→ DATA SUPPLIED:

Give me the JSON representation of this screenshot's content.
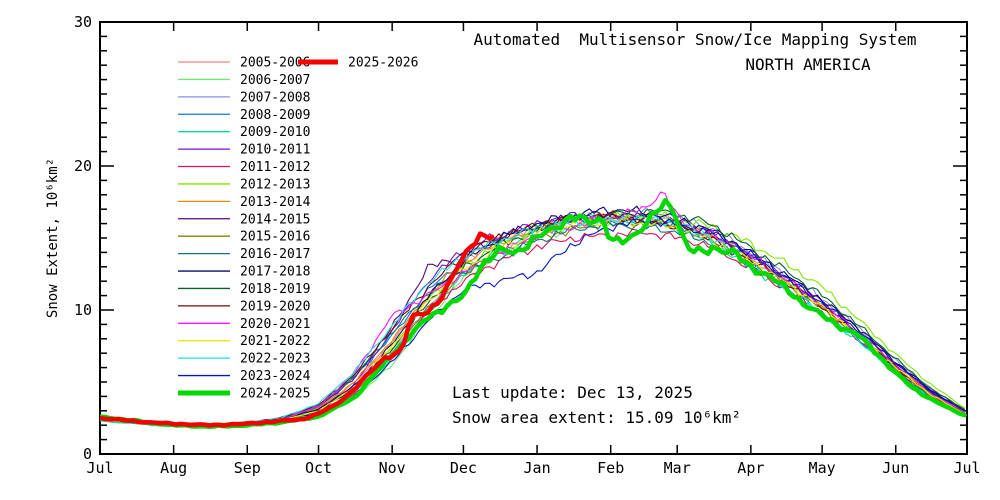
{
  "title_line1": "Automated  Multisensor Snow/Ice Mapping System",
  "title_line2": "NORTH AMERICA",
  "info": {
    "last_update": "Last update: Dec 13, 2025",
    "snow_area_extent": "Snow area extent: 15.09 10⁶km²"
  },
  "chart_data": {
    "type": "line",
    "title": "Automated Multisensor Snow/Ice Mapping System - North America",
    "xlabel": "",
    "ylabel": "Snow Extent, 10⁶km²",
    "ylim": [
      0,
      30
    ],
    "y_major_ticks": [
      0,
      10,
      20,
      30
    ],
    "y_minor_step": 1,
    "x_range_days": [
      0,
      365
    ],
    "x_tick_days": [
      0,
      31,
      62,
      92,
      123,
      153,
      184,
      215,
      243,
      274,
      304,
      335,
      365
    ],
    "x_tick_labels": [
      "Jul",
      "Aug",
      "Sep",
      "Oct",
      "Nov",
      "Dec",
      "Jan",
      "Feb",
      "Mar",
      "Apr",
      "May",
      "Jun",
      "Jul"
    ],
    "grid": false,
    "legend_position": "upper left",
    "control_days": [
      0,
      15,
      31,
      46,
      62,
      76,
      92,
      107,
      123,
      138,
      153,
      168,
      184,
      199,
      215,
      229,
      237,
      243,
      251,
      258,
      266,
      274,
      289,
      304,
      319,
      335,
      350,
      364
    ],
    "series": [
      {
        "name": "2005-2006",
        "color": "#F08080",
        "lw": 1.1,
        "values": [
          2.5,
          2.2,
          2.0,
          2.0,
          2.1,
          2.4,
          3.2,
          4.9,
          7.8,
          10.9,
          13.2,
          14.8,
          15.6,
          16.0,
          16.6,
          16.2,
          16.5,
          15.8,
          15.4,
          15.0,
          14.2,
          13.4,
          12.0,
          10.3,
          8.4,
          6.1,
          4.2,
          2.9
        ]
      },
      {
        "name": "2006-2007",
        "color": "#70E870",
        "lw": 1.1,
        "values": [
          2.3,
          2.1,
          1.9,
          1.9,
          2.0,
          2.2,
          2.6,
          3.8,
          6.2,
          9.4,
          12.2,
          13.8,
          15.0,
          15.7,
          16.1,
          16.5,
          16.2,
          16.0,
          15.6,
          15.1,
          14.4,
          13.5,
          11.9,
          10.2,
          8.3,
          6.0,
          4.1,
          2.8
        ]
      },
      {
        "name": "2007-2008",
        "color": "#8890E8",
        "lw": 1.1,
        "values": [
          2.4,
          2.2,
          2.0,
          2.0,
          2.1,
          2.3,
          2.8,
          4.2,
          7.0,
          10.2,
          12.6,
          14.0,
          15.2,
          16.2,
          16.0,
          16.8,
          16.6,
          16.4,
          16.0,
          15.6,
          14.8,
          14.0,
          12.4,
          10.8,
          8.8,
          6.5,
          4.5,
          3.1
        ]
      },
      {
        "name": "2008-2009",
        "color": "#0878E8",
        "lw": 1.1,
        "values": [
          2.5,
          2.3,
          2.1,
          2.0,
          2.2,
          2.5,
          3.4,
          5.3,
          8.2,
          11.3,
          13.6,
          14.9,
          15.8,
          16.3,
          16.2,
          16.0,
          16.1,
          15.8,
          15.5,
          15.2,
          14.5,
          13.8,
          12.1,
          10.4,
          8.5,
          6.2,
          4.3,
          3.0
        ]
      },
      {
        "name": "2009-2010",
        "color": "#00E090",
        "lw": 1.1,
        "values": [
          2.3,
          2.1,
          1.9,
          1.9,
          2.0,
          2.2,
          2.7,
          4.0,
          6.6,
          9.8,
          12.4,
          14.2,
          15.6,
          16.4,
          16.6,
          16.2,
          16.0,
          15.6,
          15.1,
          14.6,
          13.8,
          13.0,
          11.4,
          9.7,
          7.9,
          5.7,
          3.9,
          2.7
        ]
      },
      {
        "name": "2010-2011",
        "color": "#7A10D0",
        "lw": 1.1,
        "values": [
          2.4,
          2.2,
          2.0,
          2.0,
          2.1,
          2.4,
          3.1,
          4.8,
          8.6,
          12.0,
          14.2,
          15.2,
          16.0,
          16.6,
          16.4,
          16.6,
          16.4,
          16.2,
          15.8,
          15.4,
          14.6,
          13.9,
          12.3,
          10.6,
          8.7,
          6.3,
          4.4,
          3.0
        ]
      },
      {
        "name": "2011-2012",
        "color": "#E01060",
        "lw": 1.1,
        "values": [
          2.4,
          2.2,
          2.0,
          2.0,
          2.1,
          2.3,
          2.8,
          4.1,
          6.8,
          9.9,
          12.0,
          13.4,
          14.4,
          15.0,
          15.2,
          15.4,
          15.2,
          15.0,
          14.7,
          14.4,
          13.6,
          12.9,
          11.4,
          9.8,
          8.0,
          5.8,
          4.0,
          2.8
        ]
      },
      {
        "name": "2012-2013",
        "color": "#80E800",
        "lw": 1.1,
        "values": [
          2.4,
          2.2,
          2.0,
          2.0,
          2.1,
          2.4,
          3.0,
          4.6,
          7.4,
          10.8,
          13.0,
          14.6,
          15.7,
          16.2,
          16.4,
          16.6,
          16.5,
          16.3,
          16.0,
          15.8,
          15.2,
          14.6,
          13.2,
          11.6,
          9.4,
          6.9,
          4.8,
          3.2
        ]
      },
      {
        "name": "2013-2014",
        "color": "#E88800",
        "lw": 1.1,
        "values": [
          2.5,
          2.3,
          2.1,
          2.0,
          2.1,
          2.4,
          3.2,
          5.0,
          7.9,
          11.0,
          13.3,
          14.7,
          15.6,
          16.4,
          16.6,
          16.3,
          16.1,
          15.9,
          15.5,
          15.1,
          14.3,
          13.6,
          12.0,
          10.3,
          8.4,
          6.1,
          4.2,
          2.9
        ]
      },
      {
        "name": "2014-2015",
        "color": "#580878",
        "lw": 1.1,
        "values": [
          2.4,
          2.2,
          2.0,
          2.0,
          2.1,
          2.4,
          3.3,
          5.2,
          8.8,
          12.9,
          13.9,
          15.0,
          15.9,
          16.5,
          16.7,
          16.4,
          16.2,
          16.0,
          15.6,
          15.2,
          14.4,
          13.7,
          12.1,
          10.4,
          8.5,
          6.2,
          4.3,
          3.0
        ]
      },
      {
        "name": "2015-2016",
        "color": "#888000",
        "lw": 1.1,
        "values": [
          2.4,
          2.2,
          2.0,
          2.0,
          2.1,
          2.3,
          2.9,
          4.3,
          7.0,
          10.1,
          12.5,
          13.9,
          15.0,
          15.6,
          15.9,
          16.1,
          15.9,
          15.7,
          15.3,
          14.9,
          14.1,
          13.3,
          11.8,
          10.1,
          8.2,
          5.9,
          4.0,
          2.8
        ]
      },
      {
        "name": "2016-2017",
        "color": "#0A7878",
        "lw": 1.1,
        "values": [
          2.4,
          2.2,
          2.0,
          2.0,
          2.1,
          2.4,
          3.3,
          5.4,
          8.4,
          11.2,
          12.8,
          13.6,
          14.8,
          15.6,
          16.0,
          15.8,
          15.6,
          15.4,
          15.0,
          14.6,
          13.9,
          13.1,
          11.5,
          9.8,
          8.0,
          5.8,
          3.9,
          2.7
        ]
      },
      {
        "name": "2017-2018",
        "color": "#0A0A70",
        "lw": 1.1,
        "values": [
          2.4,
          2.2,
          2.0,
          2.0,
          2.1,
          2.4,
          3.1,
          4.7,
          7.6,
          10.9,
          13.4,
          15.0,
          16.0,
          16.6,
          17.0,
          16.8,
          16.6,
          16.3,
          15.9,
          15.5,
          14.8,
          14.0,
          12.4,
          10.7,
          8.8,
          6.4,
          4.4,
          3.0
        ]
      },
      {
        "name": "2018-2019",
        "color": "#086028",
        "lw": 1.1,
        "values": [
          2.4,
          2.2,
          2.0,
          2.0,
          2.1,
          2.3,
          3.0,
          4.5,
          7.3,
          10.5,
          12.9,
          14.5,
          15.5,
          16.2,
          16.6,
          16.9,
          16.8,
          16.6,
          16.3,
          15.9,
          15.1,
          14.3,
          12.7,
          11.0,
          9.0,
          6.6,
          4.5,
          3.1
        ]
      },
      {
        "name": "2019-2020",
        "color": "#780800",
        "lw": 1.1,
        "values": [
          2.5,
          2.3,
          2.1,
          2.1,
          2.2,
          2.5,
          3.4,
          5.5,
          8.7,
          11.6,
          13.8,
          15.1,
          15.9,
          16.4,
          16.5,
          16.2,
          16.0,
          15.8,
          15.4,
          15.0,
          14.2,
          13.5,
          11.9,
          10.2,
          8.3,
          6.0,
          4.1,
          2.9
        ]
      },
      {
        "name": "2020-2021",
        "color": "#F818F8",
        "lw": 1.1,
        "values": [
          2.4,
          2.2,
          2.0,
          2.0,
          2.1,
          2.4,
          3.3,
          5.6,
          9.6,
          11.0,
          12.6,
          14.0,
          15.2,
          15.8,
          16.4,
          17.0,
          18.3,
          16.4,
          15.6,
          15.2,
          14.4,
          13.7,
          12.1,
          10.4,
          8.5,
          6.2,
          4.2,
          2.9
        ]
      },
      {
        "name": "2021-2022",
        "color": "#E8E800",
        "lw": 1.1,
        "values": [
          2.4,
          2.2,
          2.0,
          2.0,
          2.1,
          2.3,
          3.0,
          4.6,
          7.5,
          10.6,
          12.8,
          14.3,
          15.3,
          16.0,
          16.2,
          16.0,
          15.9,
          15.7,
          15.3,
          14.8,
          14.1,
          13.4,
          11.9,
          10.2,
          8.3,
          6.0,
          4.1,
          2.8
        ]
      },
      {
        "name": "2022-2023",
        "color": "#18E0F0",
        "lw": 1.1,
        "values": [
          2.5,
          2.3,
          2.1,
          2.0,
          2.2,
          2.5,
          3.5,
          5.7,
          8.9,
          11.9,
          13.7,
          14.8,
          15.7,
          16.1,
          16.2,
          16.4,
          16.2,
          16.0,
          15.5,
          15.0,
          14.0,
          13.2,
          11.5,
          9.8,
          7.9,
          5.7,
          3.8,
          2.6
        ]
      },
      {
        "name": "2023-2024",
        "color": "#0818C0",
        "lw": 1.1,
        "values": [
          2.4,
          2.2,
          2.0,
          2.0,
          2.1,
          2.3,
          2.8,
          4.0,
          6.4,
          9.2,
          11.4,
          12.0,
          12.6,
          14.6,
          15.8,
          16.2,
          16.1,
          15.9,
          15.6,
          15.3,
          14.6,
          13.8,
          12.2,
          10.5,
          8.6,
          6.3,
          4.3,
          3.0
        ]
      },
      {
        "name": "2024-2025",
        "color": "#00D800",
        "lw": 4.5,
        "days": [
          0,
          15,
          31,
          46,
          62,
          76,
          92,
          107,
          123,
          138,
          153,
          160,
          168,
          176,
          184,
          192,
          199,
          206,
          211,
          215,
          219,
          224,
          229,
          234,
          238,
          241,
          245,
          248,
          254,
          258,
          266,
          274,
          281,
          289,
          296,
          304,
          311,
          319,
          327,
          335,
          342,
          350,
          357,
          364
        ],
        "values": [
          2.6,
          2.3,
          2.0,
          1.9,
          2.0,
          2.2,
          2.6,
          3.9,
          6.9,
          9.5,
          10.9,
          13.0,
          14.1,
          14.1,
          15.0,
          15.8,
          16.5,
          16.1,
          16.5,
          14.9,
          14.6,
          15.1,
          15.9,
          16.8,
          17.3,
          17.2,
          15.3,
          14.3,
          13.9,
          14.3,
          14.1,
          12.9,
          12.5,
          11.4,
          10.5,
          9.6,
          8.9,
          8.3,
          7.0,
          5.6,
          4.6,
          3.8,
          3.2,
          2.7
        ]
      },
      {
        "name": "2025-2026",
        "color": "#F50000",
        "lw": 4.5,
        "legend_separate": true,
        "days": [
          0,
          10,
          20,
          31,
          46,
          62,
          76,
          85,
          92,
          100,
          107,
          115,
          120,
          127,
          131,
          135,
          139,
          145,
          149,
          153,
          156,
          159,
          162,
          165
        ],
        "values": [
          2.5,
          2.35,
          2.2,
          2.1,
          2.0,
          2.1,
          2.3,
          2.4,
          2.8,
          3.5,
          4.5,
          5.9,
          6.7,
          7.1,
          9.5,
          9.8,
          10.0,
          11.0,
          12.6,
          13.8,
          14.5,
          15.0,
          15.0,
          15.09
        ]
      }
    ]
  }
}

→ TASK OBJECTIVE: Show every line from the entries above in which "Mapping" appears.

→ RESPONSE FOR THIS EXERCISE:
  "title_line1": "Automated  Multisensor Snow/Ice Mapping System",
    "title": "Automated Multisensor Snow/Ice Mapping System - North America",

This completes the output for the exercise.